# Input data
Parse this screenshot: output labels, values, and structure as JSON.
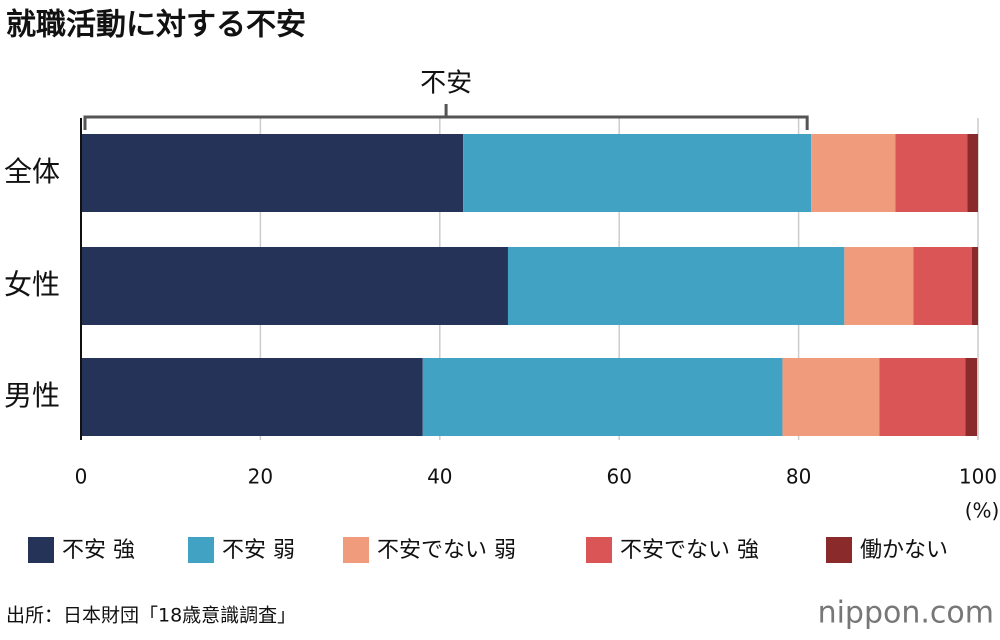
{
  "chart_data": {
    "type": "stacked-barh",
    "title": "就職活動に対する不安",
    "annotation": "不安",
    "categories": [
      "全体",
      "女性",
      "男性"
    ],
    "series": [
      {
        "name": "不安 強",
        "color": "#263359",
        "values": [
          42.6,
          47.6,
          38.1
        ]
      },
      {
        "name": "不安 弱",
        "color": "#42a2c4",
        "values": [
          38.8,
          37.5,
          40.1
        ]
      },
      {
        "name": "不安でない 弱",
        "color": "#f09b7b",
        "values": [
          9.4,
          7.7,
          10.8
        ]
      },
      {
        "name": "不安でない 強",
        "color": "#d95556",
        "values": [
          8.0,
          6.5,
          9.6
        ]
      },
      {
        "name": "働かない",
        "color": "#8b2a2a",
        "values": [
          1.2,
          0.7,
          1.3
        ]
      }
    ],
    "xlim": [
      0,
      100
    ],
    "xticks": [
      0,
      20,
      40,
      60,
      80,
      100
    ],
    "x_unit": "(%)",
    "grid": true,
    "source": "出所：日本財団「18歳意識調査」",
    "logo": "nippon.com"
  }
}
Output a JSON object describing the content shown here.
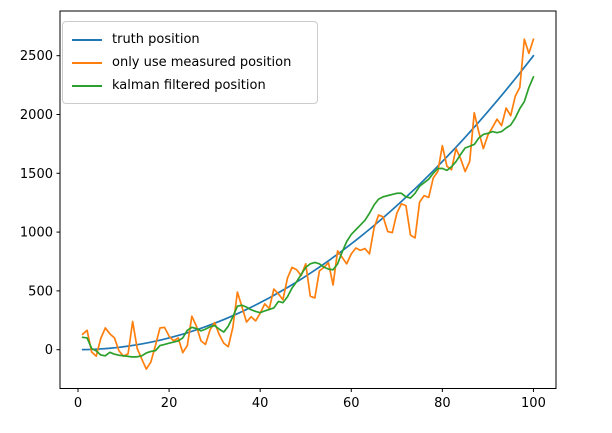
{
  "figure": {
    "background": "#ffffff"
  },
  "chart_data": {
    "type": "line",
    "title": "",
    "xlabel": "",
    "ylabel": "",
    "grid": false,
    "legend_position": "upper left",
    "xlim": [
      -3.95,
      104.95
    ],
    "ylim": [
      -330,
      2880
    ],
    "x_ticks": [
      0,
      20,
      40,
      60,
      80,
      100
    ],
    "y_ticks": [
      0,
      500,
      1000,
      1500,
      2000,
      2500
    ],
    "axis_color": "#000000",
    "x": [
      1,
      2,
      3,
      4,
      5,
      6,
      7,
      8,
      9,
      10,
      11,
      12,
      13,
      14,
      15,
      16,
      17,
      18,
      19,
      20,
      21,
      22,
      23,
      24,
      25,
      26,
      27,
      28,
      29,
      30,
      31,
      32,
      33,
      34,
      35,
      36,
      37,
      38,
      39,
      40,
      41,
      42,
      43,
      44,
      45,
      46,
      47,
      48,
      49,
      50,
      51,
      52,
      53,
      54,
      55,
      56,
      57,
      58,
      59,
      60,
      61,
      62,
      63,
      64,
      65,
      66,
      67,
      68,
      69,
      70,
      71,
      72,
      73,
      74,
      75,
      76,
      77,
      78,
      79,
      80,
      81,
      82,
      83,
      84,
      85,
      86,
      87,
      88,
      89,
      90,
      91,
      92,
      93,
      94,
      95,
      96,
      97,
      98,
      99,
      100
    ],
    "series": [
      {
        "name": "truth position",
        "color": "#1f77b4",
        "values": [
          0.25,
          1,
          2.25,
          4,
          6.25,
          9,
          12.25,
          16,
          20.25,
          25,
          30.25,
          36,
          42.25,
          49,
          56.25,
          64,
          72.25,
          81,
          90.25,
          100,
          110.25,
          121,
          132.25,
          144,
          156.25,
          169,
          182.25,
          196,
          210.25,
          225,
          240.25,
          256,
          272.25,
          289,
          306.25,
          324,
          342.25,
          361,
          380.25,
          400,
          420.25,
          441,
          462.25,
          484,
          506.25,
          529,
          552.25,
          576,
          600.25,
          625,
          650.25,
          676,
          702.25,
          729,
          756.25,
          784,
          812.25,
          841,
          870.25,
          900,
          930.25,
          961,
          992.25,
          1024,
          1056.25,
          1089,
          1122.25,
          1156,
          1190.25,
          1225,
          1260.25,
          1296,
          1332.25,
          1369,
          1406.25,
          1444,
          1482.25,
          1521,
          1560.25,
          1600,
          1640.25,
          1681,
          1722.25,
          1764,
          1806.25,
          1849,
          1892.25,
          1936,
          1980.25,
          2025,
          2070.25,
          2116,
          2162.25,
          2209,
          2256.25,
          2304,
          2352.25,
          2401,
          2450.25,
          2500
        ]
      },
      {
        "name": "only use measured position",
        "color": "#ff7f0e",
        "values": [
          130,
          165,
          -20,
          -55,
          95,
          185,
          135,
          100,
          -10,
          -55,
          -35,
          240,
          10,
          -80,
          -165,
          -105,
          35,
          185,
          190,
          115,
          75,
          100,
          -25,
          35,
          285,
          200,
          75,
          45,
          170,
          230,
          130,
          55,
          25,
          190,
          490,
          365,
          235,
          280,
          245,
          310,
          390,
          350,
          515,
          475,
          425,
          610,
          700,
          680,
          630,
          730,
          455,
          440,
          670,
          700,
          740,
          550,
          840,
          785,
          730,
          815,
          865,
          845,
          860,
          815,
          1035,
          1145,
          1130,
          1005,
          995,
          1160,
          1240,
          1225,
          975,
          950,
          1255,
          1310,
          1295,
          1460,
          1515,
          1735,
          1560,
          1530,
          1710,
          1625,
          1515,
          1600,
          2015,
          1850,
          1710,
          1825,
          1890,
          1960,
          1905,
          2055,
          1990,
          2155,
          2230,
          2640,
          2520,
          2640
        ]
      },
      {
        "name": "kalman filtered position",
        "color": "#2ca02c",
        "values": [
          105,
          100,
          10,
          -10,
          -45,
          -52,
          -22,
          -38,
          -47,
          -52,
          -57,
          -62,
          -60,
          -52,
          -28,
          -15,
          -8,
          35,
          45,
          55,
          65,
          75,
          100,
          165,
          190,
          180,
          160,
          175,
          195,
          205,
          175,
          150,
          200,
          280,
          370,
          378,
          362,
          340,
          325,
          315,
          330,
          342,
          355,
          410,
          400,
          450,
          525,
          578,
          640,
          700,
          730,
          742,
          730,
          702,
          685,
          680,
          730,
          830,
          920,
          980,
          1020,
          1060,
          1100,
          1160,
          1230,
          1280,
          1300,
          1310,
          1320,
          1330,
          1330,
          1300,
          1290,
          1330,
          1390,
          1420,
          1450,
          1500,
          1540,
          1542,
          1525,
          1555,
          1600,
          1660,
          1715,
          1730,
          1745,
          1800,
          1830,
          1840,
          1855,
          1845,
          1855,
          1885,
          1910,
          1970,
          2050,
          2110,
          2230,
          2320
        ]
      }
    ]
  }
}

# Work instructions
Your task is to return the entries above exactly, with no pictures.

# Solution to this task
Parse this screenshot: output labels, values, and structure as JSON.
{
  "chart_data": {
    "type": "stacked-barh",
    "title": "就職活動に対する不安",
    "annotation": "不安",
    "categories": [
      "全体",
      "女性",
      "男性"
    ],
    "series": [
      {
        "name": "不安 強",
        "color": "#263359",
        "values": [
          42.6,
          47.6,
          38.1
        ]
      },
      {
        "name": "不安 弱",
        "color": "#42a2c4",
        "values": [
          38.8,
          37.5,
          40.1
        ]
      },
      {
        "name": "不安でない 弱",
        "color": "#f09b7b",
        "values": [
          9.4,
          7.7,
          10.8
        ]
      },
      {
        "name": "不安でない 強",
        "color": "#d95556",
        "values": [
          8.0,
          6.5,
          9.6
        ]
      },
      {
        "name": "働かない",
        "color": "#8b2a2a",
        "values": [
          1.2,
          0.7,
          1.3
        ]
      }
    ],
    "xlim": [
      0,
      100
    ],
    "xticks": [
      0,
      20,
      40,
      60,
      80,
      100
    ],
    "x_unit": "(%)",
    "grid": true,
    "source": "出所：日本財団「18歳意識調査」",
    "logo": "nippon.com"
  }
}
Output a JSON object describing the content shown here.
{
  "figure": {
    "background": "#ffffff"
  },
  "chart_data": {
    "type": "line",
    "title": "",
    "xlabel": "",
    "ylabel": "",
    "grid": false,
    "legend_position": "upper left",
    "xlim": [
      -3.95,
      104.95
    ],
    "ylim": [
      -330,
      2880
    ],
    "x_ticks": [
      0,
      20,
      40,
      60,
      80,
      100
    ],
    "y_ticks": [
      0,
      500,
      1000,
      1500,
      2000,
      2500
    ],
    "axis_color": "#000000",
    "x": [
      1,
      2,
      3,
      4,
      5,
      6,
      7,
      8,
      9,
      10,
      11,
      12,
      13,
      14,
      15,
      16,
      17,
      18,
      19,
      20,
      21,
      22,
      23,
      24,
      25,
      26,
      27,
      28,
      29,
      30,
      31,
      32,
      33,
      34,
      35,
      36,
      37,
      38,
      39,
      40,
      41,
      42,
      43,
      44,
      45,
      46,
      47,
      48,
      49,
      50,
      51,
      52,
      53,
      54,
      55,
      56,
      57,
      58,
      59,
      60,
      61,
      62,
      63,
      64,
      65,
      66,
      67,
      68,
      69,
      70,
      71,
      72,
      73,
      74,
      75,
      76,
      77,
      78,
      79,
      80,
      81,
      82,
      83,
      84,
      85,
      86,
      87,
      88,
      89,
      90,
      91,
      92,
      93,
      94,
      95,
      96,
      97,
      98,
      99,
      100
    ],
    "series": [
      {
        "name": "truth position",
        "color": "#1f77b4",
        "values": [
          0.25,
          1,
          2.25,
          4,
          6.25,
          9,
          12.25,
          16,
          20.25,
          25,
          30.25,
          36,
          42.25,
          49,
          56.25,
          64,
          72.25,
          81,
          90.25,
          100,
          110.25,
          121,
          132.25,
          144,
          156.25,
          169,
          182.25,
          196,
          210.25,
          225,
          240.25,
          256,
          272.25,
          289,
          306.25,
          324,
          342.25,
          361,
          380.25,
          400,
          420.25,
          441,
          462.25,
          484,
          506.25,
          529,
          552.25,
          576,
          600.25,
          625,
          650.25,
          676,
          702.25,
          729,
          756.25,
          784,
          812.25,
          841,
          870.25,
          900,
          930.25,
          961,
          992.25,
          1024,
          1056.25,
          1089,
          1122.25,
          1156,
          1190.25,
          1225,
          1260.25,
          1296,
          1332.25,
          1369,
          1406.25,
          1444,
          1482.25,
          1521,
          1560.25,
          1600,
          1640.25,
          1681,
          1722.25,
          1764,
          1806.25,
          1849,
          1892.25,
          1936,
          1980.25,
          2025,
          2070.25,
          2116,
          2162.25,
          2209,
          2256.25,
          2304,
          2352.25,
          2401,
          2450.25,
          2500
        ]
      },
      {
        "name": "only use measured position",
        "color": "#ff7f0e",
        "values": [
          130,
          165,
          -20,
          -55,
          95,
          185,
          135,
          100,
          -10,
          -55,
          -35,
          240,
          10,
          -80,
          -165,
          -105,
          35,
          185,
          190,
          115,
          75,
          100,
          -25,
          35,
          285,
          200,
          75,
          45,
          170,
          230,
          130,
          55,
          25,
          190,
          490,
          365,
          235,
          280,
          245,
          310,
          390,
          350,
          515,
          475,
          425,
          610,
          700,
          680,
          630,
          730,
          455,
          440,
          670,
          700,
          740,
          550,
          840,
          785,
          730,
          815,
          865,
          845,
          860,
          815,
          1035,
          1145,
          1130,
          1005,
          995,
          1160,
          1240,
          1225,
          975,
          950,
          1255,
          1310,
          1295,
          1460,
          1515,
          1735,
          1560,
          1530,
          1710,
          1625,
          1515,
          1600,
          2015,
          1850,
          1710,
          1825,
          1890,
          1960,
          1905,
          2055,
          1990,
          2155,
          2230,
          2640,
          2520,
          2640
        ]
      },
      {
        "name": "kalman filtered position",
        "color": "#2ca02c",
        "values": [
          105,
          100,
          10,
          -10,
          -45,
          -52,
          -22,
          -38,
          -47,
          -52,
          -57,
          -62,
          -60,
          -52,
          -28,
          -15,
          -8,
          35,
          45,
          55,
          65,
          75,
          100,
          165,
          190,
          180,
          160,
          175,
          195,
          205,
          175,
          150,
          200,
          280,
          370,
          378,
          362,
          340,
          325,
          315,
          330,
          342,
          355,
          410,
          400,
          450,
          525,
          578,
          640,
          700,
          730,
          742,
          730,
          702,
          685,
          680,
          730,
          830,
          920,
          980,
          1020,
          1060,
          1100,
          1160,
          1230,
          1280,
          1300,
          1310,
          1320,
          1330,
          1330,
          1300,
          1290,
          1330,
          1390,
          1420,
          1450,
          1500,
          1540,
          1542,
          1525,
          1555,
          1600,
          1660,
          1715,
          1730,
          1745,
          1800,
          1830,
          1840,
          1855,
          1845,
          1855,
          1885,
          1910,
          1970,
          2050,
          2110,
          2230,
          2320
        ]
      }
    ]
  }
}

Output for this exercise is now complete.